**INFORMATION PROVIDED**

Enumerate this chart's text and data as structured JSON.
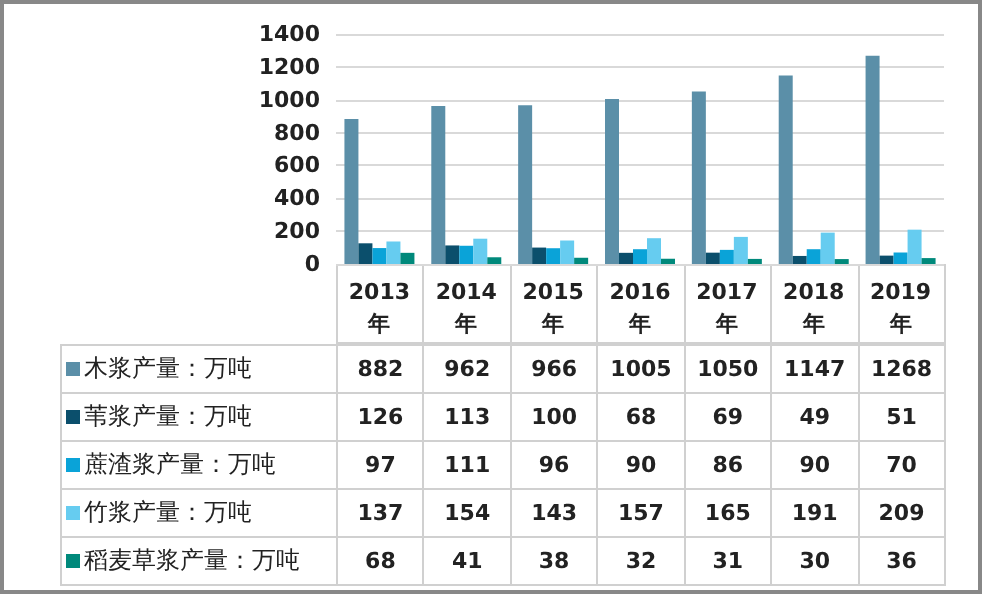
{
  "chart_data": {
    "type": "bar",
    "categories": [
      "2013年",
      "2014年",
      "2015年",
      "2016年",
      "2017年",
      "2018年",
      "2019年"
    ],
    "series": [
      {
        "name": "木浆产量：万吨",
        "color": "#5b8fa8",
        "values": [
          882,
          962,
          966,
          1005,
          1050,
          1147,
          1268
        ]
      },
      {
        "name": "苇浆产量：万吨",
        "color": "#0b4f6c",
        "values": [
          126,
          113,
          100,
          68,
          69,
          49,
          51
        ]
      },
      {
        "name": "蔗渣浆产量：万吨",
        "color": "#0aa3d8",
        "values": [
          97,
          111,
          96,
          90,
          86,
          90,
          70
        ]
      },
      {
        "name": "竹浆产量：万吨",
        "color": "#66ccf0",
        "values": [
          137,
          154,
          143,
          157,
          165,
          191,
          209
        ]
      },
      {
        "name": "稻麦草浆产量：万吨",
        "color": "#00897b",
        "values": [
          68,
          41,
          38,
          32,
          31,
          30,
          36
        ]
      }
    ],
    "ylim": [
      0,
      1400
    ],
    "yticks": [
      0,
      200,
      400,
      600,
      800,
      1000,
      1200,
      1400
    ],
    "grid": "y",
    "data_labels": true,
    "legend": "bottom"
  }
}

**REQUEST**
Output all the records, word for word, with no pictures in the copy.

**WRITTEN SOLUTION**
Enumerate this chart's text and data as structured JSON.
{
  "chart_data": {
    "type": "bar",
    "categories": [
      "2013年",
      "2014年",
      "2015年",
      "2016年",
      "2017年",
      "2018年",
      "2019年"
    ],
    "series": [
      {
        "name": "木浆产量：万吨",
        "color": "#5b8fa8",
        "values": [
          882,
          962,
          966,
          1005,
          1050,
          1147,
          1268
        ]
      },
      {
        "name": "苇浆产量：万吨",
        "color": "#0b4f6c",
        "values": [
          126,
          113,
          100,
          68,
          69,
          49,
          51
        ]
      },
      {
        "name": "蔗渣浆产量：万吨",
        "color": "#0aa3d8",
        "values": [
          97,
          111,
          96,
          90,
          86,
          90,
          70
        ]
      },
      {
        "name": "竹浆产量：万吨",
        "color": "#66ccf0",
        "values": [
          137,
          154,
          143,
          157,
          165,
          191,
          209
        ]
      },
      {
        "name": "稻麦草浆产量：万吨",
        "color": "#00897b",
        "values": [
          68,
          41,
          38,
          32,
          31,
          30,
          36
        ]
      }
    ],
    "ylim": [
      0,
      1400
    ],
    "yticks": [
      0,
      200,
      400,
      600,
      800,
      1000,
      1200,
      1400
    ],
    "grid": "y",
    "data_labels": true,
    "legend": "bottom"
  }
}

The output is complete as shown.